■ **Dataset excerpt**
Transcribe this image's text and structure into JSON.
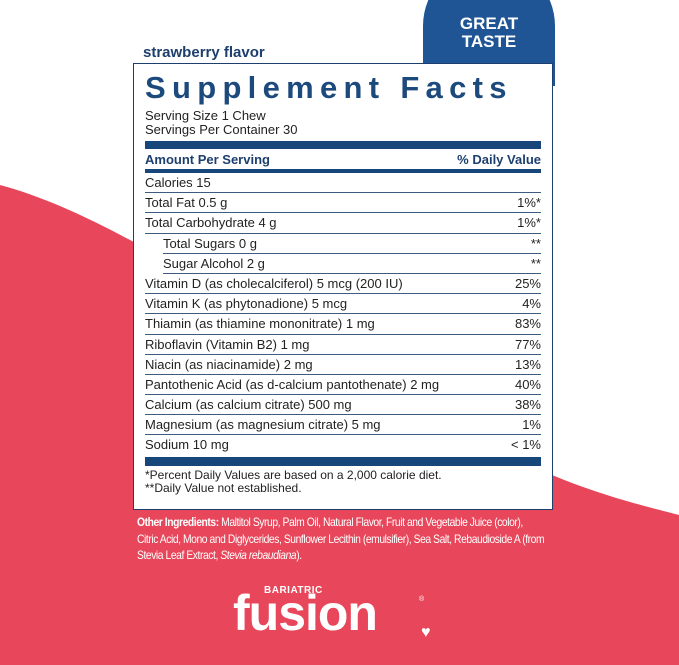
{
  "colors": {
    "navy": "#1d3f6e",
    "pink": "#e8465a",
    "badge": "#1f5594"
  },
  "badge": {
    "line1": "GREAT",
    "line2": "TASTE"
  },
  "flavor": "strawberry flavor",
  "facts": {
    "title": "Supplement Facts",
    "serving_size": "Serving Size 1 Chew",
    "servings_per_container": "Servings Per Container 30",
    "header_left": "Amount Per Serving",
    "header_right": "% Daily Value",
    "rows": [
      {
        "name": "Calories 15",
        "dv": ""
      },
      {
        "name": "Total Fat 0.5 g",
        "dv": "1%*"
      },
      {
        "name": "Total Carbohydrate 4 g",
        "dv": "1%*"
      },
      {
        "name": "Total Sugars 0 g",
        "dv": "**"
      },
      {
        "name": "Sugar Alcohol 2 g",
        "dv": "**"
      },
      {
        "name": "Vitamin D (as cholecalciferol) 5 mcg (200 IU)",
        "dv": "25%"
      },
      {
        "name": "Vitamin K (as phytonadione) 5 mcg",
        "dv": "4%"
      },
      {
        "name": "Thiamin (as thiamine mononitrate) 1 mg",
        "dv": "83%"
      },
      {
        "name": "Riboflavin (Vitamin B2) 1 mg",
        "dv": "77%"
      },
      {
        "name": "Niacin (as niacinamide) 2 mg",
        "dv": "13%"
      },
      {
        "name": "Pantothenic Acid (as d-calcium pantothenate) 2 mg",
        "dv": "40%"
      },
      {
        "name": "Calcium (as calcium citrate) 500 mg",
        "dv": "38%"
      },
      {
        "name": "Magnesium (as magnesium citrate) 5 mg",
        "dv": "1%"
      },
      {
        "name": "Sodium 10 mg",
        "dv": "< 1%"
      }
    ],
    "footnote1": "*Percent Daily Values are based on a 2,000 calorie diet.",
    "footnote2": "**Daily Value not established."
  },
  "ingredients": {
    "label": "Other Ingredients:",
    "text": " Maltitol Syrup, Palm Oil, Natural Flavor, Fruit and Vegetable Juice (color), Citric Acid, Mono and Diglycerides, Sunflower Lecithin (emulsifier), Sea Salt, Rebaudioside A (from Stevia Leaf Extract, ",
    "italic": "Stevia rebaudiana",
    "end": ")."
  },
  "logo": {
    "small": "BARIATRIC",
    "big": "fusion",
    "reg": "®"
  }
}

■ **Task details**
The answer is the number of lines in the preceding material that hold "text"; write that number and nothing else.

■ **Expected output**
2